**WHAT TO PRODUCE**
Find the string "sont" in the data, then copy every line where it is found.

**MATERIAL FOR THIS TASK**
■ ■ ■ ■ ■

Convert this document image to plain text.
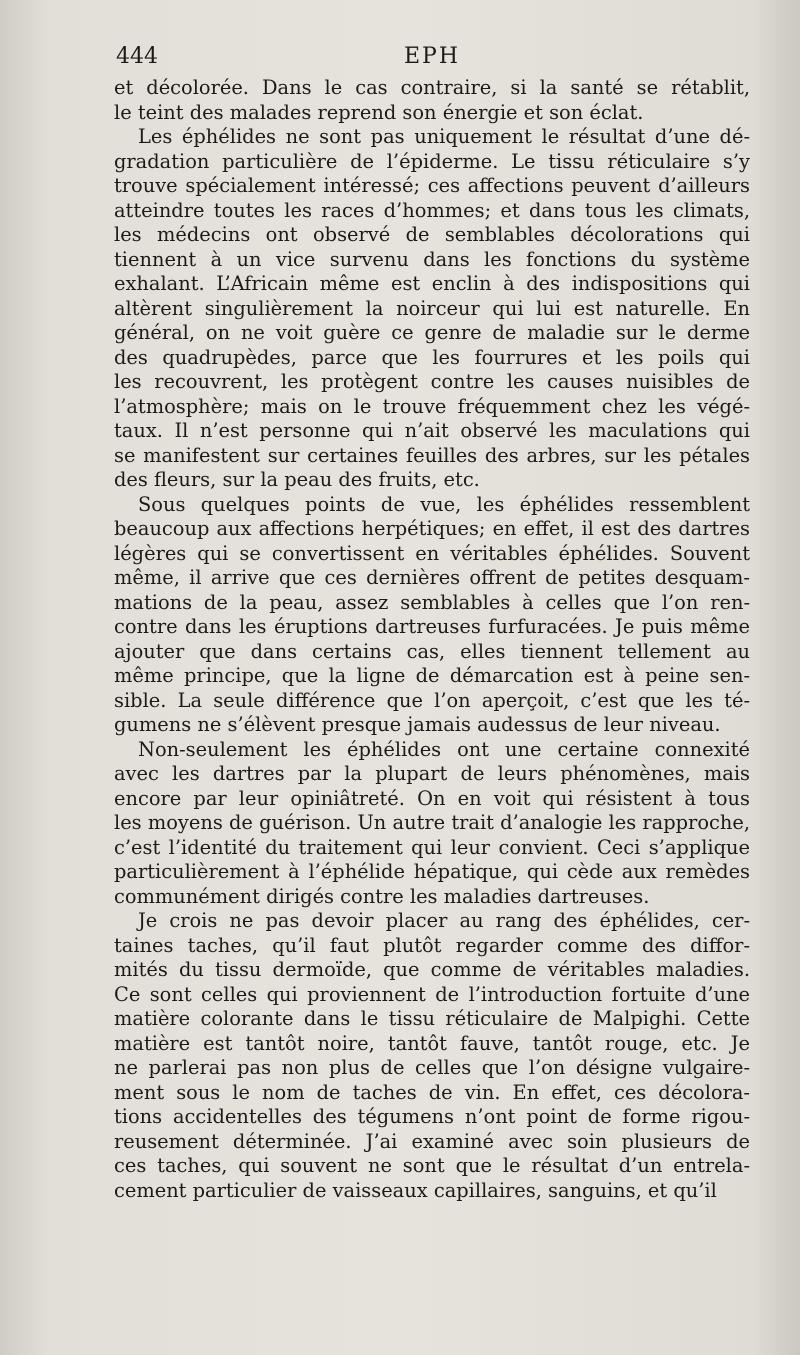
444	EPH
et décolorée. Dans le cas contraire, si la santé se rétablit,
le teint des malades reprend son énergie et son éclat.
Les éphélides ne sont pas uniquement le résultat d’une dé-
gradation particulière de l’épiderme. Le tissu réticulaire s’y
trouve spécialement intéressé; ces affections peuvent d’ailleurs
atteindre toutes les races d’hommes; et dans tous les climats,
les médecins ont observé de semblables décolorations qui
tiennent à un vice survenu dans les fonctions du système
exhalant. L’Africain même est enclin à des indispositions qui
altèrent singulièrement la noirceur qui lui est naturelle. En
général, on ne voit guère ce genre de maladie sur le derme
des quadrupèdes, parce que les fourrures et les poils qui
les recouvrent, les protègent contre les causes nuisibles de
l’atmosphère; mais on le trouve fréquemment chez les végé-
taux. Il n’est personne qui n’ait observé les maculations qui
se manifestent sur certaines feuilles des arbres, sur les pétales
des fleurs, sur la peau des fruits, etc.
Sous quelques points de vue, les éphélides ressemblent
beaucoup aux affections herpétiques; en effet, il est des dartres
légères qui se convertissent en véritables éphélides. Souvent
même, il arrive que ces dernières offrent de petites desquam-
mations de la peau, assez semblables à celles que l’on ren-
contre dans les éruptions dartreuses furfuracées. Je puis même
ajouter que dans certains cas, elles tiennent tellement au
même principe, que la ligne de démarcation est à peine sen-
sible. La seule différence que l’on aperçoit, c’est que les té-
gumens ne s’élèvent presque jamais audessus de leur niveau.
Non-seulement les éphélides ont une certaine connexité
avec les dartres par la plupart de leurs phénomènes, mais
encore par leur opiniâtreté. On en voit qui résistent à tous
les moyens de guérison. Un autre trait d’analogie les rapproche,
c’est l’identité du traitement qui leur convient. Ceci s’applique
particulièrement à l’éphélide hépatique, qui cède aux remèdes
communément dirigés contre les maladies dartreuses.
Je crois ne pas devoir placer au rang des éphélides, cer-
taines taches, qu’il faut plutôt regarder comme des diffor-
mités du tissu dermoïde, que comme de véritables maladies.
Ce sont celles qui proviennent de l’introduction fortuite d’une
matière colorante dans le tissu réticulaire de Malpighi. Cette
matière est tantôt noire, tantôt fauve, tantôt rouge, etc. Je
ne parlerai pas non plus de celles que l’on désigne vulgaire-
ment sous le nom de taches de vin. En effet, ces décolora-
tions accidentelles des tégumens n’ont point de forme rigou-
reusement déterminée. J’ai examiné avec soin plusieurs de
ces taches, qui souvent ne sont que le résultat d’un entrela-
cement particulier de vaisseaux capillaires, sanguins, et qu’il
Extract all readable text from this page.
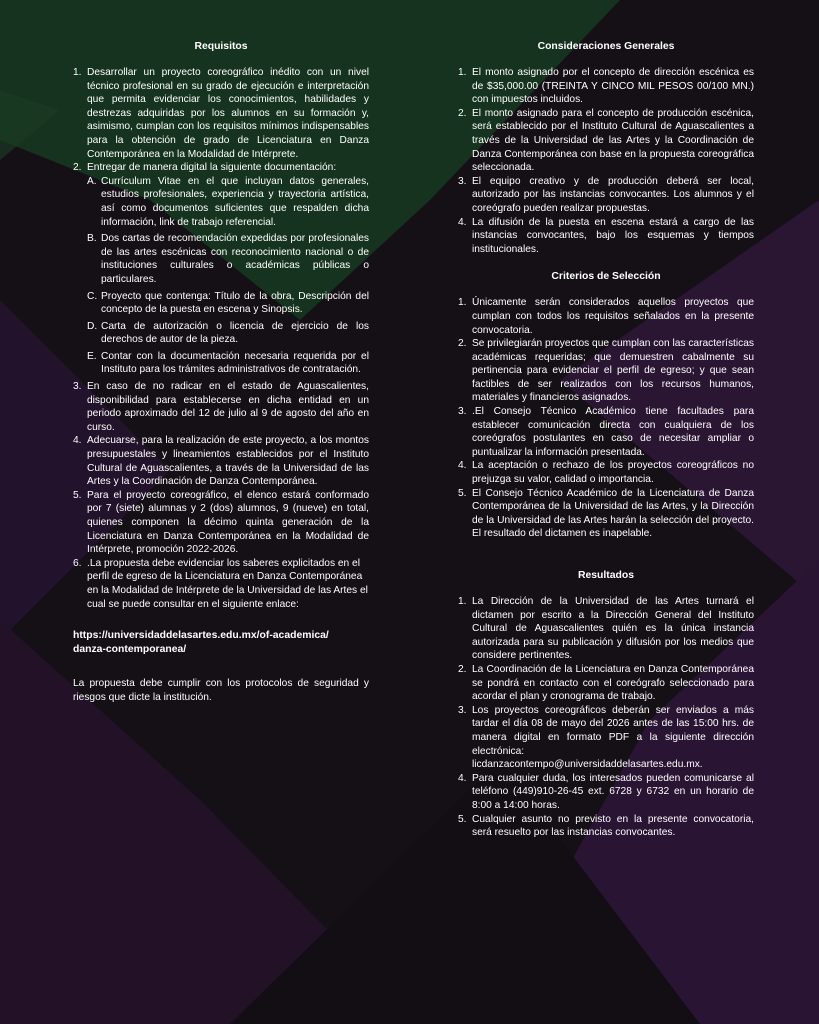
Requisitos
1. Desarrollar un proyecto coreográfico inédito con un nivel técnico profesional en su grado de ejecución e interpretación que permita evidenciar los conocimientos, habilidades y destrezas adquiridas por los alumnos en su formación y, asimismo, cumplan con los requisitos mínimos indispensables para la obtención de grado de Licenciatura en Danza Contemporánea en la Modalidad de Intérprete.
2. Entregar de manera digital la siguiente documentación:
A. Currículum Vitae en el que incluyan datos generales, estudios profesionales, experiencia y trayectoria artística, así como documentos suficientes que respalden dicha información, link de trabajo referencial.
B. Dos cartas de recomendación expedidas por profesionales de las artes escénicas con reconocimiento nacional o de instituciones culturales o académicas públicas o particulares.
C. Proyecto que contenga: Título de la obra, Descripción del concepto de la puesta en escena y Sinopsis.
D. Carta de autorización o licencia de ejercicio de los derechos de autor de la pieza.
E. Contar con la documentación necesaria requerida por el Instituto para los trámites administrativos de contratación.
3. En caso de no radicar en el estado de Aguascalientes, disponibilidad para establecerse en dicha entidad en un periodo aproximado del 12 de julio al 9 de agosto del año en curso.
4. Adecuarse, para la realización de este proyecto, a los montos presupuestales y lineamientos establecidos por el Instituto Cultural de Aguascalientes, a través de la Universidad de las Artes y la Coordinación de Danza Contemporánea.
5. Para el proyecto coreográfico, el elenco estará conformado por 7 (siete) alumnas y 2 (dos) alumnos, 9 (nueve) en total, quienes componen la décimo quinta generación de la Licenciatura en Danza Contemporánea en la Modalidad de Intérprete, promoción 2022-2026.
6. .La propuesta debe evidenciar los saberes explicitados en el perfil de egreso de la Licenciatura en Danza Contemporánea en la Modalidad de Intérprete de la Universidad de las Artes el cual se puede consultar en el siguiente enlace:
https://universidaddelasartes.edu.mx/of-academica/
danza-contemporanea/
La propuesta debe cumplir con los protocolos de seguridad y riesgos que dicte la institución.
Consideraciones Generales
1. El monto asignado por el concepto de dirección escénica es de $35,000.00 (TREINTA Y CINCO MIL PESOS 00/100 MN.) con impuestos incluidos.
2. El monto asignado para el concepto de producción escénica, será establecido por el Instituto Cultural de Aguascalientes a través de la Universidad de las Artes y la Coordinación de Danza Contemporánea con base en la propuesta coreográfica seleccionada.
3. El equipo creativo y de producción deberá ser local, autorizado por las instancias convocantes. Los alumnos y el coreógrafo pueden realizar propuestas.
4. La difusión de la puesta en escena estará a cargo de las instancias convocantes, bajo los esquemas y tiempos institucionales.
Criterios de Selección
1. Únicamente serán considerados aquellos proyectos que cumplan con todos los requisitos señalados en la presente convocatoria.
2. Se privilegiarán proyectos que cumplan con las características académicas requeridas; que demuestren cabalmente su pertinencia para evidenciar el perfil de egreso; y que sean factibles de ser realizados con los recursos humanos, materiales y financieros asignados.
3. .El Consejo Técnico Académico tiene facultades para establecer comunicación directa con cualquiera de los coreógrafos postulantes en caso de necesitar ampliar o puntualizar la información presentada.
4. La aceptación o rechazo de los proyectos coreográficos no prejuzga su valor, calidad o importancia.
5. El Consejo Técnico Académico de la Licenciatura de Danza Contemporánea de la Universidad de las Artes, y la Dirección de la Universidad de las Artes harán la selección del proyecto. El resultado del dictamen es inapelable.
Resultados
1. La Dirección de la Universidad de las Artes turnará el dictamen por escrito a la Dirección General del Instituto Cultural de Aguascalientes quién es la única instancia autorizada para su publicación y difusión por los medios que considere pertinentes.
2. La Coordinación de la Licenciatura en Danza Contemporánea se pondrá en contacto con el coreógrafo seleccionado para acordar el plan y cronograma de trabajo.
3. Los proyectos coreográficos deberán ser enviados a más tardar el día 08 de mayo del 2026 antes de las 15:00 hrs. de manera digital en formato PDF a la siguiente dirección electrónica: licdanzacontempo@universidaddelasartes.edu.mx.
4. Para cualquier duda, los interesados pueden comunicarse al teléfono (449)910-26-45 ext. 6728 y 6732 en un horario de 8:00 a 14:00 horas.
5. Cualquier asunto no previsto en la presente convocatoria, será resuelto por las instancias convocantes.
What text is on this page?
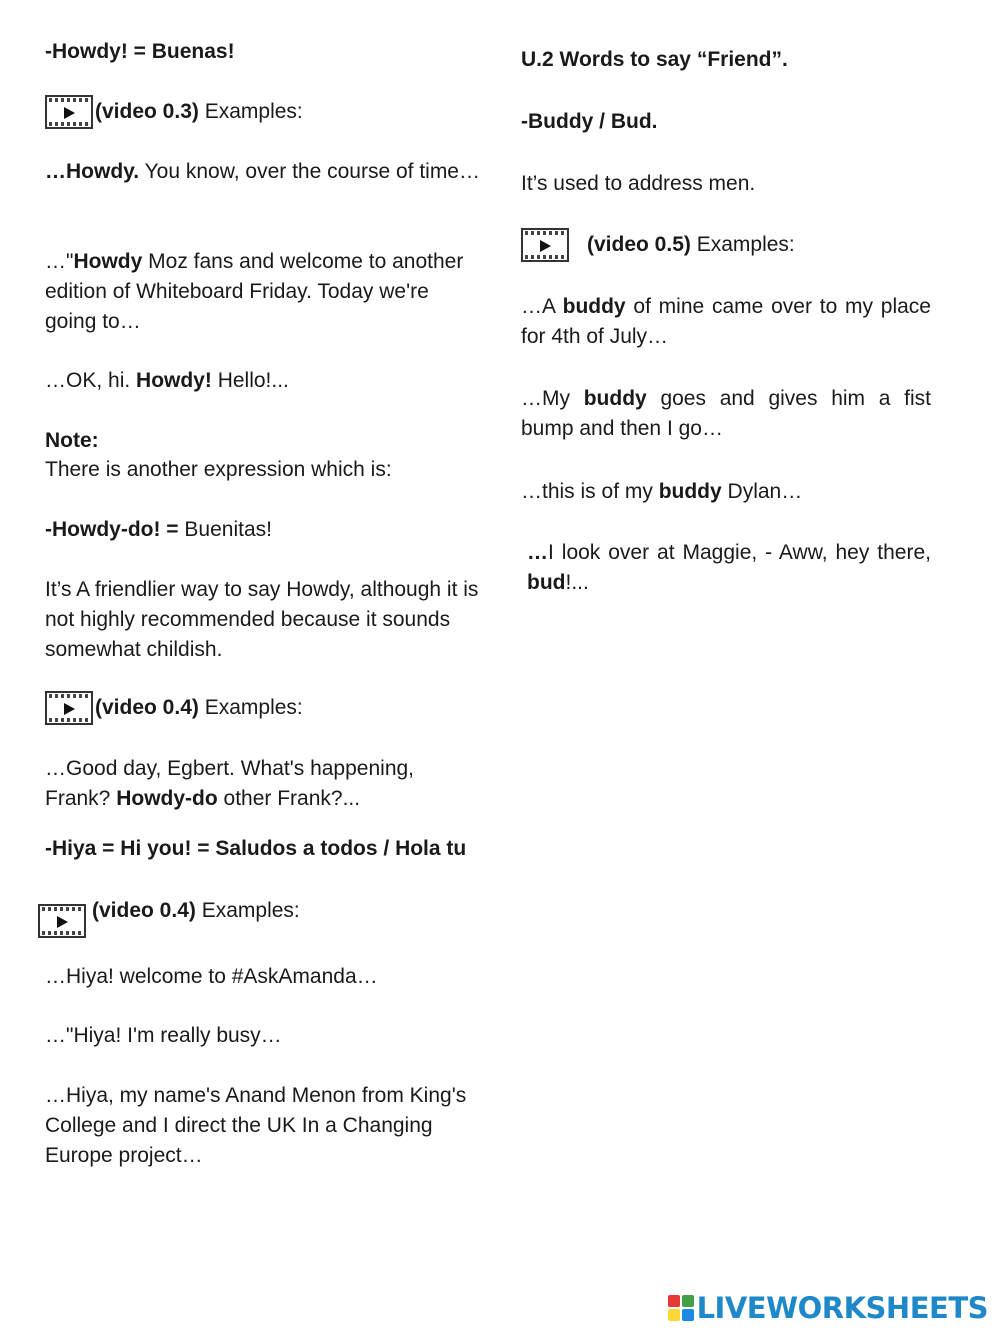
-Howdy! = Buenas!

(video 0.3) Examples:

…Howdy. You know, over the course of time…

…"Howdy Moz fans and welcome to another edition of Whiteboard Friday. Today we're going to…

…OK, hi. Howdy! Hello!...

Note:

There is another expression which is:

-Howdy-do! = Buenitas!

It’s A friendlier way to say Howdy, although it is not highly recommended because it sounds somewhat childish.

(video 0.4) Examples:

…Good day, Egbert. What's happening, Frank? Howdy-do other Frank?...

-Hiya = Hi you! = Saludos a todos / Hola tu

(video 0.4) Examples:

…Hiya! welcome to #AskAmanda…

…"Hiya! I'm really busy…

…Hiya, my name's Anand Menon from King's College and I direct the UK In a Changing Europe project…

U.2 Words to say “Friend”.

-Buddy / Bud.

It’s used to address men.

(video 0.5) Examples:

…A buddy of mine came over to my place for 4th of July…

…My buddy goes and gives him a fist bump and then I go…

…this is of my buddy Dylan…

…I look over at Maggie, - Aww, hey there, bud!...

LIVEWORKSHEETS
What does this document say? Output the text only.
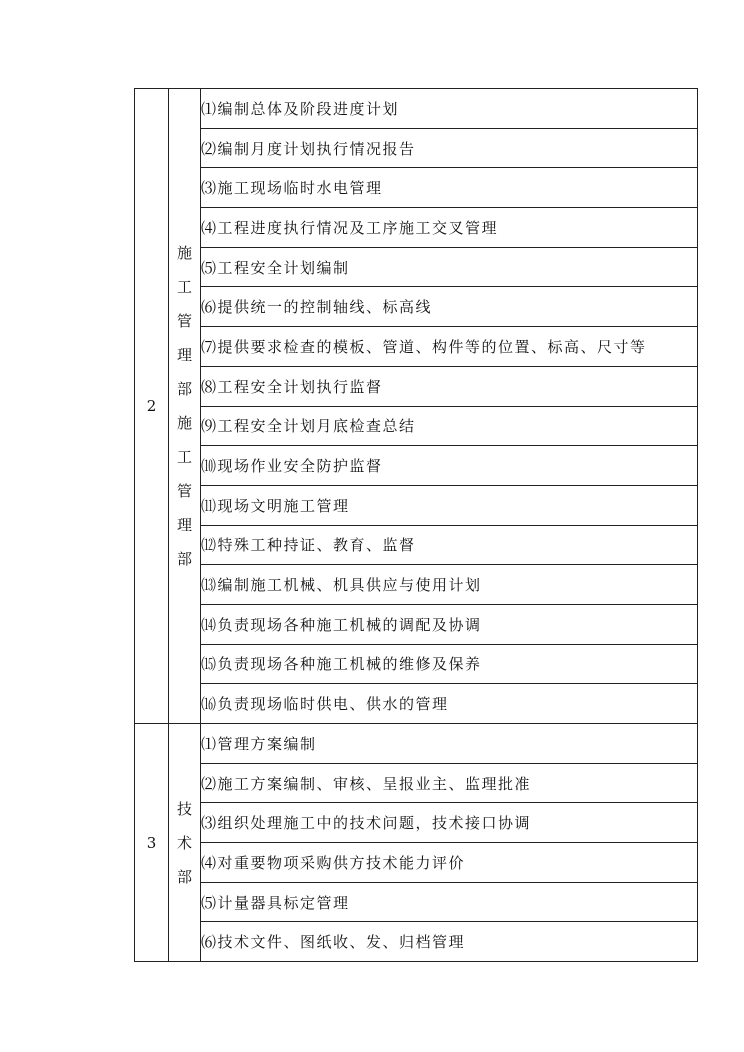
2	施工管理部施工管理部	⑴编制总体及阶段进度计划
		⑵编制月度计划执行情况报告
		⑶施工现场临时水电管理
		⑷工程进度执行情况及工序施工交叉管理
		⑸工程安全计划编制
		⑹提供统一的控制轴线、标高线
		⑺提供要求检查的模板、管道、构件等的位置、标高、尺寸等
		⑻工程安全计划执行监督
		⑼工程安全计划月底检查总结
		⑽现场作业安全防护监督
		⑾现场文明施工管理
		⑿特殊工种持证、教育、监督
		⒀编制施工机械、机具供应与使用计划
		⒁负责现场各种施工机械的调配及协调
		⒂负责现场各种施工机械的维修及保养
		⒃负责现场临时供电、供水的管理
3	技术部	⑴管理方案编制
		⑵施工方案编制、审核、呈报业主、监理批准
		⑶组织处理施工中的技术问题，技术接口协调
		⑷对重要物项采购供方技术能力评价
		⑸计量器具标定管理
		⑹技术文件、图纸收、发、归档管理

■ ■ ■ ■ ■

**EXPECTED ANSWER**
Les éphélides ne sont pas uniquement le résultat d’une dé-
Ce sont celles qui proviennent de l’introduction fortuite d’une
ces taches, qui souvent ne sont que le résultat d’un entrela-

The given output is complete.